> [GIVEN RECORDS]:
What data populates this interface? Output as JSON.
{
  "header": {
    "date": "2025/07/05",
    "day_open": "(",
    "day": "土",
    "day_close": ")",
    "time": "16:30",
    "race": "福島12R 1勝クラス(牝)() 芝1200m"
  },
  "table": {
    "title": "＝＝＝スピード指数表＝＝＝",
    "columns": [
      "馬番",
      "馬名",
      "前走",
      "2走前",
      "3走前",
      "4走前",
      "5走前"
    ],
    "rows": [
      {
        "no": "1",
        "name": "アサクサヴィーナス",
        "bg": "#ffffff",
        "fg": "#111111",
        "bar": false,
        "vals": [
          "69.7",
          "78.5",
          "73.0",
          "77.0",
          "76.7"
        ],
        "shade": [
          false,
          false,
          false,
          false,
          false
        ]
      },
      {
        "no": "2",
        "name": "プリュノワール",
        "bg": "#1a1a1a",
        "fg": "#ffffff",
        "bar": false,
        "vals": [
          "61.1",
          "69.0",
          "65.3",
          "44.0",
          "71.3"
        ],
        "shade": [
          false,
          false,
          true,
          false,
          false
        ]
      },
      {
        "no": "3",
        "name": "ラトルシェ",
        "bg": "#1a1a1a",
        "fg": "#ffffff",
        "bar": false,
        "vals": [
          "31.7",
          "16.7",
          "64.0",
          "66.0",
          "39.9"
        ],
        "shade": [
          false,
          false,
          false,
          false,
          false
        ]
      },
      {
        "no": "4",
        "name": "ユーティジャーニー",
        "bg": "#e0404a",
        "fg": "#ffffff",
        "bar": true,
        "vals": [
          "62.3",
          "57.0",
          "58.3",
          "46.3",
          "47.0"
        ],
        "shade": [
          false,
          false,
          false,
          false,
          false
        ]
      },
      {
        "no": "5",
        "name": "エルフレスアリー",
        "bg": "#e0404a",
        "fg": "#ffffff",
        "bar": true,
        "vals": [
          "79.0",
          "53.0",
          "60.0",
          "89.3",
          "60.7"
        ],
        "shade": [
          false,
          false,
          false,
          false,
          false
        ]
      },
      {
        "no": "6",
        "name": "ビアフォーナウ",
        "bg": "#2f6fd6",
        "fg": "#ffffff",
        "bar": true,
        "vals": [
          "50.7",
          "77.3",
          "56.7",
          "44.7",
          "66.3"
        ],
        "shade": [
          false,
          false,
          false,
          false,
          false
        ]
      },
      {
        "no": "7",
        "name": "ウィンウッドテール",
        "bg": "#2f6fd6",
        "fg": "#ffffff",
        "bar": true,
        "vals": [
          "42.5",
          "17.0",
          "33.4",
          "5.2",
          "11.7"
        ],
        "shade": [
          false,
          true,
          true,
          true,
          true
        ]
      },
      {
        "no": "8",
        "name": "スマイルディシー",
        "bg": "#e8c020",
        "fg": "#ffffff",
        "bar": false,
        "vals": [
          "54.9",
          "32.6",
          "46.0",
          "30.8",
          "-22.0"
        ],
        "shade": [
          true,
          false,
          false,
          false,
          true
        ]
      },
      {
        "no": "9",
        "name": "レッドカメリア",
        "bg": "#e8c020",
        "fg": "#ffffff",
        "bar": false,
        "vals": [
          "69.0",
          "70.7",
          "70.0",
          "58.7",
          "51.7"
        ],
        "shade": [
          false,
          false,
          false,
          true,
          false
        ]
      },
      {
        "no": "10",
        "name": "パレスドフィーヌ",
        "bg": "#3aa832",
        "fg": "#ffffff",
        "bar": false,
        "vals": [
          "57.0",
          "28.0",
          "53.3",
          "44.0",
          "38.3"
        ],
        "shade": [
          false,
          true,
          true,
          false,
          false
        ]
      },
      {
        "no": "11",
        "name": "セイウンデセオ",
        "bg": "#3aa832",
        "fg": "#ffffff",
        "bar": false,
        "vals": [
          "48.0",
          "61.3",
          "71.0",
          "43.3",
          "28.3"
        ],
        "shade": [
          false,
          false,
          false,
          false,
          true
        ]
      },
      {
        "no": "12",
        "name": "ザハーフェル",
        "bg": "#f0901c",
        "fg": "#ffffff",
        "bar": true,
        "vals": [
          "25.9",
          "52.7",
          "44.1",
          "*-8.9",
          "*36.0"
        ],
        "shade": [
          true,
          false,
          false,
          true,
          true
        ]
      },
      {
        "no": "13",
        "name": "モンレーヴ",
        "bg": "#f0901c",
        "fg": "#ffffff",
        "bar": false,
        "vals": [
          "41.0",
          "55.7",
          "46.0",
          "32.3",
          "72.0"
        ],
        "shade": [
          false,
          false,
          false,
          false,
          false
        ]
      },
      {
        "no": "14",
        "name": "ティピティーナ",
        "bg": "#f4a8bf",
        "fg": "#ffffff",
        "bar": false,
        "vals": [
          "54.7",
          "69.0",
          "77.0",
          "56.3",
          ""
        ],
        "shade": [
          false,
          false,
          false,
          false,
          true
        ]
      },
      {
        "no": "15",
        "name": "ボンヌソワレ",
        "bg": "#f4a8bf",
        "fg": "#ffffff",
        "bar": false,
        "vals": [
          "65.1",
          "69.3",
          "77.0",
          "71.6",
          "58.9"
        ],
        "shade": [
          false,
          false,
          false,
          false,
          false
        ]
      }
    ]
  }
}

> [WRITTEN INSTRUCTION]:
Write out every record, exactly as written.

> [OUTPUT FOR THIS EXERCISE]:
What data populates this interface? Output as JSON.
{
  "header": {
    "date": "2025/07/05",
    "day_open": "(",
    "day": "土",
    "day_close": ")",
    "time": "16:30",
    "race": "福島12R 1勝クラス(牝)() 芝1200m"
  },
  "table": {
    "title": "＝＝＝スピード指数表＝＝＝",
    "columns": [
      "馬番",
      "馬名",
      "前走",
      "2走前",
      "3走前",
      "4走前",
      "5走前"
    ],
    "rows": [
      {
        "no": "1",
        "name": "アサクサヴィーナス",
        "bg": "#ffffff",
        "fg": "#111111",
        "bar": false,
        "vals": [
          "69.7",
          "78.5",
          "73.0",
          "77.0",
          "76.7"
        ],
        "shade": [
          false,
          false,
          false,
          false,
          false
        ]
      },
      {
        "no": "2",
        "name": "プリュノワール",
        "bg": "#1a1a1a",
        "fg": "#ffffff",
        "bar": false,
        "vals": [
          "61.1",
          "69.0",
          "65.3",
          "44.0",
          "71.3"
        ],
        "shade": [
          false,
          false,
          true,
          false,
          false
        ]
      },
      {
        "no": "3",
        "name": "ラトルシェ",
        "bg": "#1a1a1a",
        "fg": "#ffffff",
        "bar": false,
        "vals": [
          "31.7",
          "16.7",
          "64.0",
          "66.0",
          "39.9"
        ],
        "shade": [
          false,
          false,
          false,
          false,
          false
        ]
      },
      {
        "no": "4",
        "name": "ユーティジャーニー",
        "bg": "#e0404a",
        "fg": "#ffffff",
        "bar": true,
        "vals": [
          "62.3",
          "57.0",
          "58.3",
          "46.3",
          "47.0"
        ],
        "shade": [
          false,
          false,
          false,
          false,
          false
        ]
      },
      {
        "no": "5",
        "name": "エルフレスアリー",
        "bg": "#e0404a",
        "fg": "#ffffff",
        "bar": true,
        "vals": [
          "79.0",
          "53.0",
          "60.0",
          "89.3",
          "60.7"
        ],
        "shade": [
          false,
          false,
          false,
          false,
          false
        ]
      },
      {
        "no": "6",
        "name": "ビアフォーナウ",
        "bg": "#2f6fd6",
        "fg": "#ffffff",
        "bar": true,
        "vals": [
          "50.7",
          "77.3",
          "56.7",
          "44.7",
          "66.3"
        ],
        "shade": [
          false,
          false,
          false,
          false,
          false
        ]
      },
      {
        "no": "7",
        "name": "ウィンウッドテール",
        "bg": "#2f6fd6",
        "fg": "#ffffff",
        "bar": true,
        "vals": [
          "42.5",
          "17.0",
          "33.4",
          "5.2",
          "11.7"
        ],
        "shade": [
          false,
          true,
          true,
          true,
          true
        ]
      },
      {
        "no": "8",
        "name": "スマイルディシー",
        "bg": "#e8c020",
        "fg": "#ffffff",
        "bar": false,
        "vals": [
          "54.9",
          "32.6",
          "46.0",
          "30.8",
          "-22.0"
        ],
        "shade": [
          true,
          false,
          false,
          false,
          true
        ]
      },
      {
        "no": "9",
        "name": "レッドカメリア",
        "bg": "#e8c020",
        "fg": "#ffffff",
        "bar": false,
        "vals": [
          "69.0",
          "70.7",
          "70.0",
          "58.7",
          "51.7"
        ],
        "shade": [
          false,
          false,
          false,
          true,
          false
        ]
      },
      {
        "no": "10",
        "name": "パレスドフィーヌ",
        "bg": "#3aa832",
        "fg": "#ffffff",
        "bar": false,
        "vals": [
          "57.0",
          "28.0",
          "53.3",
          "44.0",
          "38.3"
        ],
        "shade": [
          false,
          true,
          true,
          false,
          false
        ]
      },
      {
        "no": "11",
        "name": "セイウンデセオ",
        "bg": "#3aa832",
        "fg": "#ffffff",
        "bar": false,
        "vals": [
          "48.0",
          "61.3",
          "71.0",
          "43.3",
          "28.3"
        ],
        "shade": [
          false,
          false,
          false,
          false,
          true
        ]
      },
      {
        "no": "12",
        "name": "ザハーフェル",
        "bg": "#f0901c",
        "fg": "#ffffff",
        "bar": true,
        "vals": [
          "25.9",
          "52.7",
          "44.1",
          "*-8.9",
          "*36.0"
        ],
        "shade": [
          true,
          false,
          false,
          true,
          true
        ]
      },
      {
        "no": "13",
        "name": "モンレーヴ",
        "bg": "#f0901c",
        "fg": "#ffffff",
        "bar": false,
        "vals": [
          "41.0",
          "55.7",
          "46.0",
          "32.3",
          "72.0"
        ],
        "shade": [
          false,
          false,
          false,
          false,
          false
        ]
      },
      {
        "no": "14",
        "name": "ティピティーナ",
        "bg": "#f4a8bf",
        "fg": "#ffffff",
        "bar": false,
        "vals": [
          "54.7",
          "69.0",
          "77.0",
          "56.3",
          ""
        ],
        "shade": [
          false,
          false,
          false,
          false,
          true
        ]
      },
      {
        "no": "15",
        "name": "ボンヌソワレ",
        "bg": "#f4a8bf",
        "fg": "#ffffff",
        "bar": false,
        "vals": [
          "65.1",
          "69.3",
          "77.0",
          "71.6",
          "58.9"
        ],
        "shade": [
          false,
          false,
          false,
          false,
          false
        ]
      }
    ]
  }
}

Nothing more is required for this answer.